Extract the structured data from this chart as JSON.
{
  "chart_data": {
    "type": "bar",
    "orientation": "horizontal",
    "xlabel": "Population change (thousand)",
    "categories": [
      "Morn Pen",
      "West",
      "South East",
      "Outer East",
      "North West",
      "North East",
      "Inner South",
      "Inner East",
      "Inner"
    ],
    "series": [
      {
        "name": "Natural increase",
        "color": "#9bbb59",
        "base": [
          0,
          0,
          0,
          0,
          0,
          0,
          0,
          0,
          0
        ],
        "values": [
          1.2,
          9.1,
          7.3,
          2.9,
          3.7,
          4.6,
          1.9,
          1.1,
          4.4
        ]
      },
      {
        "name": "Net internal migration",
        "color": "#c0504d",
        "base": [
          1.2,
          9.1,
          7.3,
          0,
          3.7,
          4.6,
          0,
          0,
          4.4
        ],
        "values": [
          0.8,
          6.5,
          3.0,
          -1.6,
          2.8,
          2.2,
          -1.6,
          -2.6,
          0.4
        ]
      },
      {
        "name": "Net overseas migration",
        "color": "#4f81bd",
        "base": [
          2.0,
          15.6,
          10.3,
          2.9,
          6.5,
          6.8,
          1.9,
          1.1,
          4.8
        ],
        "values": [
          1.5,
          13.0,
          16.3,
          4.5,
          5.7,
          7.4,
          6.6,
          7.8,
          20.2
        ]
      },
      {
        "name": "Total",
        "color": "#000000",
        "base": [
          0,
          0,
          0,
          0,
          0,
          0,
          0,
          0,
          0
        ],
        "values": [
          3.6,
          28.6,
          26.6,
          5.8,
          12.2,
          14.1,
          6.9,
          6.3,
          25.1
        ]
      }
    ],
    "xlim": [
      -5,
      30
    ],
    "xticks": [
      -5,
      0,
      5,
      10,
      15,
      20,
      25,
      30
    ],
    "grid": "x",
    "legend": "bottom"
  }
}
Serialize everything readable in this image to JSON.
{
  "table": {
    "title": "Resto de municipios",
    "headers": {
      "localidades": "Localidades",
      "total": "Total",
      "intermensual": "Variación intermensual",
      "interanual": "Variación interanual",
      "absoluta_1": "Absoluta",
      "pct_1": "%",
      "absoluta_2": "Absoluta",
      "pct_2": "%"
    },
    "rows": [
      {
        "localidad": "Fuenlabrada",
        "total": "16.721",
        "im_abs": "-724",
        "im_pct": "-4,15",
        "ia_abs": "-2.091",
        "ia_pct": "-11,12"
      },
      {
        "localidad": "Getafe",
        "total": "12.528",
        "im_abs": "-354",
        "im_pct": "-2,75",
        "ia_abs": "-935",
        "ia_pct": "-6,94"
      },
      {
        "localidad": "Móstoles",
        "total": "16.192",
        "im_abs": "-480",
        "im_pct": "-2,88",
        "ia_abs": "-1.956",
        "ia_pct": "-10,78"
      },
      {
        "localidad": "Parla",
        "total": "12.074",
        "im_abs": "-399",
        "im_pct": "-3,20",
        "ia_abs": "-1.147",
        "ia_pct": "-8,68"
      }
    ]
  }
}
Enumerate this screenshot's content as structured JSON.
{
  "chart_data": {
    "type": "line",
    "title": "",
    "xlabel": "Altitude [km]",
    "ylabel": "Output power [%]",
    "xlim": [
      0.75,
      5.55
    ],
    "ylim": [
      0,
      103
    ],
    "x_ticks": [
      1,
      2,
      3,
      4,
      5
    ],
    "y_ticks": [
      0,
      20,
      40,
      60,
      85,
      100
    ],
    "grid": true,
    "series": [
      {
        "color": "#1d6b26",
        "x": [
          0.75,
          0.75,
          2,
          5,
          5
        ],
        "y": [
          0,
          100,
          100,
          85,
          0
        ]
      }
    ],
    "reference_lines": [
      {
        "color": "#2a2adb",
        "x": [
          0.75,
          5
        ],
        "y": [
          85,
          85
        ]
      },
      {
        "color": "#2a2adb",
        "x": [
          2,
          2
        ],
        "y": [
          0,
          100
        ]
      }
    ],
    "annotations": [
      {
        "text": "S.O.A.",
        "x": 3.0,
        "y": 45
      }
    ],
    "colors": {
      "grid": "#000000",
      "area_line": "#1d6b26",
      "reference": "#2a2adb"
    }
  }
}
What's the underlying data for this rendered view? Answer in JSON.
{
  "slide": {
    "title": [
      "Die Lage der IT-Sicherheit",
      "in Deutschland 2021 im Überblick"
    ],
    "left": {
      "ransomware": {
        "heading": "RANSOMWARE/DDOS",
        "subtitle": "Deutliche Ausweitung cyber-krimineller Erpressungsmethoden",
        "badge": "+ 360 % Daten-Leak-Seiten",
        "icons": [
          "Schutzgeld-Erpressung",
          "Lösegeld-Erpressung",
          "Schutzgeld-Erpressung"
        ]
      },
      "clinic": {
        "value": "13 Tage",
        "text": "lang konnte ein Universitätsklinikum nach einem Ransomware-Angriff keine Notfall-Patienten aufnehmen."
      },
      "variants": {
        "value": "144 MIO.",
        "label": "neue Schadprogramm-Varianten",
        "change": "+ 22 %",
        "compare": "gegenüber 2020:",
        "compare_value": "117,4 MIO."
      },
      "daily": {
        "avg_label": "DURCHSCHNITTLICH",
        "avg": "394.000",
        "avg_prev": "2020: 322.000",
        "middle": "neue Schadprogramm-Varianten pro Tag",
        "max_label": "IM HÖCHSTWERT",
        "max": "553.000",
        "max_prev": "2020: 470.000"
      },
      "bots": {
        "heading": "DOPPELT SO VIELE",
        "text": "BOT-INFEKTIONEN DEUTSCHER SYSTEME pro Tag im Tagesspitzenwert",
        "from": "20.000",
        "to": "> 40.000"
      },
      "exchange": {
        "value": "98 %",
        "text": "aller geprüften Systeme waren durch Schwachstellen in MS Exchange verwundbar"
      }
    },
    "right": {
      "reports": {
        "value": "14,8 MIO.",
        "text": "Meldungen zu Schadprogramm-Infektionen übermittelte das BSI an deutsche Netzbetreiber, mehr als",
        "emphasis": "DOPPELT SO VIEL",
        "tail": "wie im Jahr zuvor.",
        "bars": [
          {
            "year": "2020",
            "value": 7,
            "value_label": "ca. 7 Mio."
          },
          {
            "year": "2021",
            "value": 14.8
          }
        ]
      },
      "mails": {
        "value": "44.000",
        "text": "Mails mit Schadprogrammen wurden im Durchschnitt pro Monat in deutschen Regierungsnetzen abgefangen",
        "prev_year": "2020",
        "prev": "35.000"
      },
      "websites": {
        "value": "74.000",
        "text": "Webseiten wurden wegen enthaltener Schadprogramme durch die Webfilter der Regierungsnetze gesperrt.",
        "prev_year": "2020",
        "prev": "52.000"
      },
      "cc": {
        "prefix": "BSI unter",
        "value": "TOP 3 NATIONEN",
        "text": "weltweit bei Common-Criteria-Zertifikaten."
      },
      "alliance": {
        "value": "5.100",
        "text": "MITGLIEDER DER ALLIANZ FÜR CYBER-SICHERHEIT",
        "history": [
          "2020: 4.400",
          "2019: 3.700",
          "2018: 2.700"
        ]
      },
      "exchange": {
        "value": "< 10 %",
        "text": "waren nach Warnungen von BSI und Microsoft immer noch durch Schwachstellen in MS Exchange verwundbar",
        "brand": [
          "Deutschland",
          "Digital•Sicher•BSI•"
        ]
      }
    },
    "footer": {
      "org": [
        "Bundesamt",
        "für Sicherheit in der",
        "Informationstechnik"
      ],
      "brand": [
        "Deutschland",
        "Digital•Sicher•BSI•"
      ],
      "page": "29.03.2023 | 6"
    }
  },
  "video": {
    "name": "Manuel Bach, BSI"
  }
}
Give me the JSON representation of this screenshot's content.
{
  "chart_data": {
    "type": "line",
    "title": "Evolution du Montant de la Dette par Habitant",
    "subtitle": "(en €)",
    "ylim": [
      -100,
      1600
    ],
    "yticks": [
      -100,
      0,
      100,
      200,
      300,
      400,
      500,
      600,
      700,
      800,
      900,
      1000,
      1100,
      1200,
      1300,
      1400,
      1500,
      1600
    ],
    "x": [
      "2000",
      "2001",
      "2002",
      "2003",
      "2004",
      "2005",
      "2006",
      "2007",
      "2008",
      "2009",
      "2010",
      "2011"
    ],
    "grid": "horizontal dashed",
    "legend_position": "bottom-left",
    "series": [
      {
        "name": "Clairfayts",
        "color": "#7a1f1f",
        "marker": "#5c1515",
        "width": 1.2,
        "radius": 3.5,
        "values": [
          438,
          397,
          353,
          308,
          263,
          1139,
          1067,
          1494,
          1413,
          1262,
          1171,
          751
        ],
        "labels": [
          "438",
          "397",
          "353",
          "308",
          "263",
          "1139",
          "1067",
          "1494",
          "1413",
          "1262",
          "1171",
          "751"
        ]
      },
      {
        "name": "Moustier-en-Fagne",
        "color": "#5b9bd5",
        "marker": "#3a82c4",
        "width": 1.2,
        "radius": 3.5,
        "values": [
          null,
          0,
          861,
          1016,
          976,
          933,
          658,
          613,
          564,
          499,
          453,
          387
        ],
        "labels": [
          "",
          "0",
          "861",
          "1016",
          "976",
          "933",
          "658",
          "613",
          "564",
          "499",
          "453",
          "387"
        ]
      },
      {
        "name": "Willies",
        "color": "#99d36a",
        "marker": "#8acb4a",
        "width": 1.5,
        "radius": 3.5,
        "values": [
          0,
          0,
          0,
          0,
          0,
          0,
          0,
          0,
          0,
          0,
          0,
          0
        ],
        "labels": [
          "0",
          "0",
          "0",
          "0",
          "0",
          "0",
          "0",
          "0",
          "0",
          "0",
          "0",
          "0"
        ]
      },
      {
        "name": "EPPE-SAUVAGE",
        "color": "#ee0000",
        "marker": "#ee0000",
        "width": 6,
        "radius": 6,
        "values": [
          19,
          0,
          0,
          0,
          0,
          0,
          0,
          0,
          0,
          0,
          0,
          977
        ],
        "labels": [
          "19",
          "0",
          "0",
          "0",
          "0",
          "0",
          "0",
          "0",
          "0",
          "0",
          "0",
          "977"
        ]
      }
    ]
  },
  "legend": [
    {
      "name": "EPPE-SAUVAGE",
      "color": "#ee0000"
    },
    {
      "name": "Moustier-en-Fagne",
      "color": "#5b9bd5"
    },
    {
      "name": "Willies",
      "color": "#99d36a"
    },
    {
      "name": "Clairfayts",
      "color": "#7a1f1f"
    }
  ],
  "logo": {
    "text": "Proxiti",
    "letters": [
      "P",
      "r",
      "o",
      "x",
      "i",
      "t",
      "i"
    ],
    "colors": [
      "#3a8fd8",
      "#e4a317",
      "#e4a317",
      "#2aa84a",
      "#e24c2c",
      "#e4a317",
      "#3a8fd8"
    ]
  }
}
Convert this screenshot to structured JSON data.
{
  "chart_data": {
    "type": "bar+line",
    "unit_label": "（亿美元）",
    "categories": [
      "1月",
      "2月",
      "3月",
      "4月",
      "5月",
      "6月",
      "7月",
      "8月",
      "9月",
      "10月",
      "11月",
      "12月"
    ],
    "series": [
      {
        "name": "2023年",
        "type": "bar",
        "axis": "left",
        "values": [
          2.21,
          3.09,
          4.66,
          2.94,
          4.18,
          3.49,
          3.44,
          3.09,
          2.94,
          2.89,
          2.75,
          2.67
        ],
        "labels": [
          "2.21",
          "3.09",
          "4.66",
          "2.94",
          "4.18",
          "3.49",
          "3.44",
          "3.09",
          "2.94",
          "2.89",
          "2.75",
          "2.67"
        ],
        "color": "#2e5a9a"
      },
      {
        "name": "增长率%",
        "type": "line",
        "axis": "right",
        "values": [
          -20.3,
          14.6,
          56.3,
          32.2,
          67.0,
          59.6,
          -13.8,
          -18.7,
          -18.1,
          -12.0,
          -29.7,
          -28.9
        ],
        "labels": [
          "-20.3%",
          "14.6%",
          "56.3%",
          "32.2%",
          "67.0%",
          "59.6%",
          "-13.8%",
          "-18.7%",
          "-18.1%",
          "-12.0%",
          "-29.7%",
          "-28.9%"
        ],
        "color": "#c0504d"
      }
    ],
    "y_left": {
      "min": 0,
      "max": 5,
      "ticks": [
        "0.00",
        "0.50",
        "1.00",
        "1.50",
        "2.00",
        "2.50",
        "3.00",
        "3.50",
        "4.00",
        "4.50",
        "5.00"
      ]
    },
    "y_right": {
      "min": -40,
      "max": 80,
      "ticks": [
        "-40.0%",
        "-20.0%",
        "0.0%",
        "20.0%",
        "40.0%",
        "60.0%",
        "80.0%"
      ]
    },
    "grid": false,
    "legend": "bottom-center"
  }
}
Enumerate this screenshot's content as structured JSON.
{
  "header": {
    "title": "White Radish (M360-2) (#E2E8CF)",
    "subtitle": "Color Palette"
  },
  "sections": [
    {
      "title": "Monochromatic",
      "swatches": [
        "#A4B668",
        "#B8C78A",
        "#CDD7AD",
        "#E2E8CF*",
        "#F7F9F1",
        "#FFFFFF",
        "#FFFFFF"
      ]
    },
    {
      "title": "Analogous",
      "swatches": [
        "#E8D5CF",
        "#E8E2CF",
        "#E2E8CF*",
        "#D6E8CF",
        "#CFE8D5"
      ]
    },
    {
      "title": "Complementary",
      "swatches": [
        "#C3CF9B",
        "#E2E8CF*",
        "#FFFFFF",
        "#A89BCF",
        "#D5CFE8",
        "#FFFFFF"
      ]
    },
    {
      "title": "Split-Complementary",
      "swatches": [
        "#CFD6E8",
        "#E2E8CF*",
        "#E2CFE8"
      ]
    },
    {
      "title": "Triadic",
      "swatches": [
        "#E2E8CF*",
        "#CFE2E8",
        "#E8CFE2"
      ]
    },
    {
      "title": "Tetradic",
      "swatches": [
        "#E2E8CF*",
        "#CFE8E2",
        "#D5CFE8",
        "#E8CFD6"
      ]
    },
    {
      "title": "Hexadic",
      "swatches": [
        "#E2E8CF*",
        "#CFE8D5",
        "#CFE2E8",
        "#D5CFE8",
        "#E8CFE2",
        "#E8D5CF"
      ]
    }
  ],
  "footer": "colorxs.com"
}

· · · · · · ·

## Exercise instructions
Go through the entries above and pull out each line with "Schwachstellen" in it.

## Correct answer
        "text": "aller geprüften Systeme waren durch Schwachstellen in MS Exchange verwundbar"
        "text": "waren nach Warnungen von BSI und Microsoft immer noch durch Schwachstellen in MS Exchange verwundbar",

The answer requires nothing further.